— start of Extracted information —

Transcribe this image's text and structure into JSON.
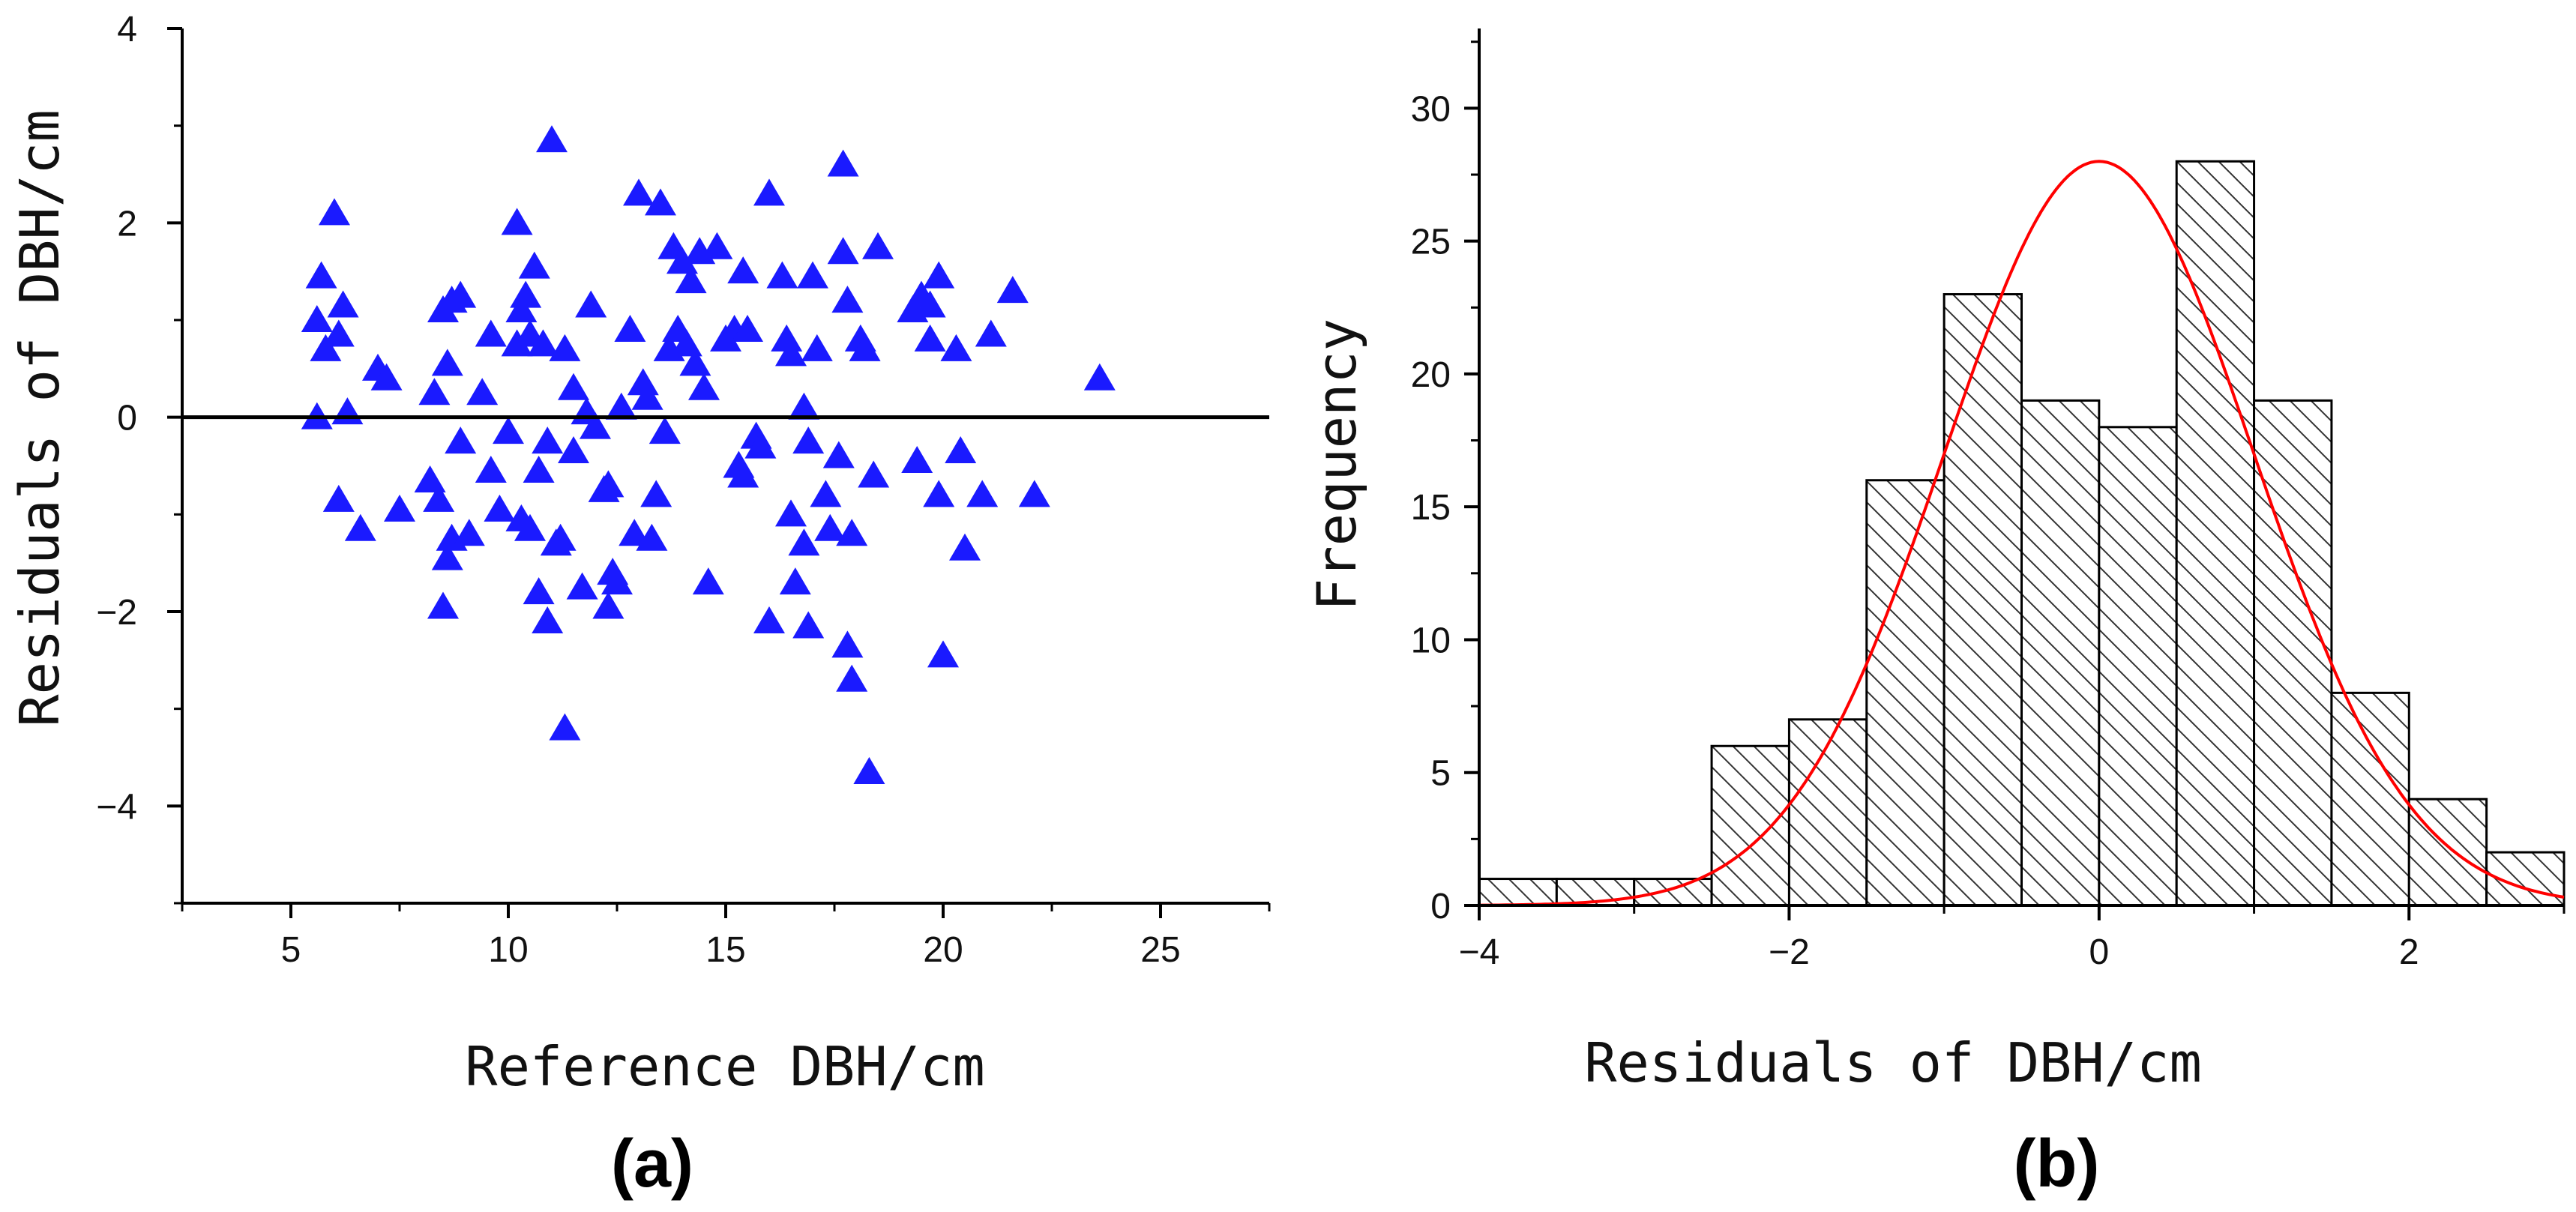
{
  "chart_data": [
    {
      "type": "scatter",
      "panel_label": "(a)",
      "xlabel": "Reference DBH/cm",
      "ylabel": "Residuals of DBH/cm",
      "xlim": [
        2.5,
        27.5
      ],
      "ylim": [
        -5,
        4
      ],
      "x_ticks": [
        5,
        10,
        15,
        20,
        25
      ],
      "x_tick_labels": [
        "5",
        "10",
        "15",
        "20",
        "25"
      ],
      "y_ticks": [
        -4,
        -2,
        0,
        2,
        4
      ],
      "y_tick_labels": [
        "−4",
        "−2",
        "0",
        "2",
        "4"
      ],
      "reference_line_y": 0,
      "marker": "triangle",
      "color": "#1a1aff",
      "points": [
        [
          6.0,
          2.1
        ],
        [
          5.7,
          1.45
        ],
        [
          5.6,
          1.0
        ],
        [
          5.8,
          0.7
        ],
        [
          6.1,
          0.85
        ],
        [
          6.2,
          1.15
        ],
        [
          5.6,
          0.0
        ],
        [
          6.3,
          0.05
        ],
        [
          6.1,
          -0.85
        ],
        [
          6.6,
          -1.15
        ],
        [
          7.0,
          0.5
        ],
        [
          7.2,
          0.4
        ],
        [
          7.5,
          -0.95
        ],
        [
          8.2,
          -0.65
        ],
        [
          8.3,
          0.25
        ],
        [
          8.4,
          -0.85
        ],
        [
          8.5,
          1.1
        ],
        [
          8.6,
          0.55
        ],
        [
          8.7,
          1.2
        ],
        [
          8.9,
          1.25
        ],
        [
          8.6,
          -1.45
        ],
        [
          8.5,
          -1.95
        ],
        [
          8.7,
          -1.25
        ],
        [
          8.9,
          -0.25
        ],
        [
          9.1,
          -1.2
        ],
        [
          9.4,
          0.25
        ],
        [
          9.6,
          0.85
        ],
        [
          9.6,
          -0.55
        ],
        [
          9.8,
          -0.95
        ],
        [
          10.0,
          -0.15
        ],
        [
          10.2,
          2.0
        ],
        [
          10.3,
          1.1
        ],
        [
          10.4,
          1.25
        ],
        [
          10.2,
          0.75
        ],
        [
          10.5,
          0.85
        ],
        [
          10.6,
          1.55
        ],
        [
          10.8,
          0.75
        ],
        [
          10.3,
          -1.05
        ],
        [
          10.5,
          -1.15
        ],
        [
          10.7,
          -0.55
        ],
        [
          10.9,
          -0.25
        ],
        [
          10.7,
          -1.8
        ],
        [
          10.9,
          -2.1
        ],
        [
          11.0,
          2.85
        ],
        [
          11.1,
          -1.3
        ],
        [
          11.2,
          -1.25
        ],
        [
          11.3,
          0.7
        ],
        [
          11.3,
          -3.2
        ],
        [
          11.5,
          0.3
        ],
        [
          11.5,
          -0.35
        ],
        [
          11.7,
          -1.75
        ],
        [
          11.8,
          0.05
        ],
        [
          11.9,
          1.15
        ],
        [
          12.0,
          -0.1
        ],
        [
          12.2,
          -0.75
        ],
        [
          12.3,
          -0.7
        ],
        [
          12.3,
          -1.95
        ],
        [
          12.4,
          -1.6
        ],
        [
          12.5,
          -1.7
        ],
        [
          12.6,
          0.1
        ],
        [
          12.8,
          0.9
        ],
        [
          12.9,
          -1.2
        ],
        [
          13.0,
          2.3
        ],
        [
          13.1,
          0.35
        ],
        [
          13.2,
          0.2
        ],
        [
          13.3,
          -1.25
        ],
        [
          13.4,
          -0.8
        ],
        [
          13.5,
          2.2
        ],
        [
          13.6,
          -0.15
        ],
        [
          13.7,
          0.7
        ],
        [
          13.8,
          1.75
        ],
        [
          13.9,
          0.9
        ],
        [
          14.0,
          1.6
        ],
        [
          14.1,
          0.75
        ],
        [
          14.2,
          1.4
        ],
        [
          14.3,
          0.55
        ],
        [
          14.4,
          1.7
        ],
        [
          14.5,
          0.3
        ],
        [
          14.6,
          -1.7
        ],
        [
          14.8,
          1.75
        ],
        [
          15.0,
          0.8
        ],
        [
          15.2,
          0.9
        ],
        [
          15.3,
          -0.5
        ],
        [
          15.4,
          -0.6
        ],
        [
          15.4,
          1.5
        ],
        [
          15.5,
          0.9
        ],
        [
          15.7,
          -0.2
        ],
        [
          15.8,
          -0.3
        ],
        [
          16.0,
          2.3
        ],
        [
          16.0,
          -2.1
        ],
        [
          16.3,
          1.45
        ],
        [
          16.4,
          0.8
        ],
        [
          16.5,
          0.65
        ],
        [
          16.5,
          -1.0
        ],
        [
          16.6,
          -1.7
        ],
        [
          16.8,
          0.1
        ],
        [
          16.8,
          -1.3
        ],
        [
          16.9,
          -2.15
        ],
        [
          16.9,
          -0.25
        ],
        [
          17.0,
          1.45
        ],
        [
          17.1,
          0.7
        ],
        [
          17.3,
          -0.8
        ],
        [
          17.4,
          -1.15
        ],
        [
          17.6,
          -0.4
        ],
        [
          17.7,
          1.7
        ],
        [
          17.7,
          2.6
        ],
        [
          17.8,
          1.2
        ],
        [
          17.9,
          -1.2
        ],
        [
          17.8,
          -2.35
        ],
        [
          17.9,
          -2.7
        ],
        [
          18.1,
          0.8
        ],
        [
          18.2,
          0.7
        ],
        [
          18.4,
          -0.6
        ],
        [
          18.5,
          1.75
        ],
        [
          18.3,
          -3.65
        ],
        [
          19.3,
          1.1
        ],
        [
          19.5,
          1.25
        ],
        [
          19.7,
          1.15
        ],
        [
          19.7,
          0.8
        ],
        [
          19.9,
          1.45
        ],
        [
          19.4,
          -0.45
        ],
        [
          19.9,
          -0.8
        ],
        [
          20.0,
          -2.45
        ],
        [
          20.3,
          0.7
        ],
        [
          20.4,
          -0.35
        ],
        [
          20.5,
          -1.35
        ],
        [
          20.9,
          -0.8
        ],
        [
          21.1,
          0.85
        ],
        [
          21.6,
          1.3
        ],
        [
          22.1,
          -0.8
        ],
        [
          23.6,
          0.4
        ]
      ]
    },
    {
      "type": "bar",
      "subtype": "histogram",
      "panel_label": "(b)",
      "xlabel": "Residuals of DBH/cm",
      "ylabel": "Frequency",
      "xlim": [
        -4,
        3
      ],
      "ylim": [
        0,
        33
      ],
      "x_ticks": [
        -4,
        -2,
        0,
        2
      ],
      "x_tick_labels": [
        "−4",
        "−2",
        "0",
        "2"
      ],
      "y_ticks": [
        0,
        5,
        10,
        15,
        20,
        25,
        30
      ],
      "y_tick_labels": [
        "0",
        "5",
        "10",
        "15",
        "20",
        "25",
        "30"
      ],
      "bin_width": 0.5,
      "bin_edges": [
        -4,
        -3.5,
        -3,
        -2.5,
        -2,
        -1.5,
        -1,
        -0.5,
        0,
        0.5,
        1,
        1.5,
        2,
        2.5,
        3
      ],
      "values": [
        1,
        1,
        1,
        6,
        7,
        16,
        23,
        19,
        18,
        28,
        19,
        8,
        4,
        2
      ],
      "bar_fill": "hatched",
      "fit_curve": {
        "type": "normal",
        "mean": 0,
        "sd": 1.0,
        "peak": 28,
        "color": "#ff0000"
      }
    }
  ]
}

— end of Extracted information —

What the exercise asks:
For each line of the listing that holds the word "ylabel", show that line.

Written answer:
      "ylabel": "Residuals of DBH/cm",
      "ylabel": "Frequency",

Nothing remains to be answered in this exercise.